* _INSTRUCTIONS FOR THE TASK_: Scan the material that follows. Copy every line containing the word "Release".

* _TASK MATERIAL_:
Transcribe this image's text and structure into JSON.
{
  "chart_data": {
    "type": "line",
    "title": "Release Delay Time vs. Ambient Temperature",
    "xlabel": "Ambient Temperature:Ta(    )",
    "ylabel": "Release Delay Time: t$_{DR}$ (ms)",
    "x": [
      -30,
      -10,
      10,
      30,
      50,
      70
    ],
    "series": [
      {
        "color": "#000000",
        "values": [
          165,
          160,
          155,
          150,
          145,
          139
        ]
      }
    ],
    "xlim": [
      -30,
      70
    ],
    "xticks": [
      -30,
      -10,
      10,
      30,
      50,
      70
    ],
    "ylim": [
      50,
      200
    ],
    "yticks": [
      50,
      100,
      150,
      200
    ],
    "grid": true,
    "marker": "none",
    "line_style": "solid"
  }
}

* _EXERCISE OUTPUT_:
    "title": "Release Delay Time vs. Ambient Temperature",
    "ylabel": "Release Delay Time: t$_{DR}$ (ms)",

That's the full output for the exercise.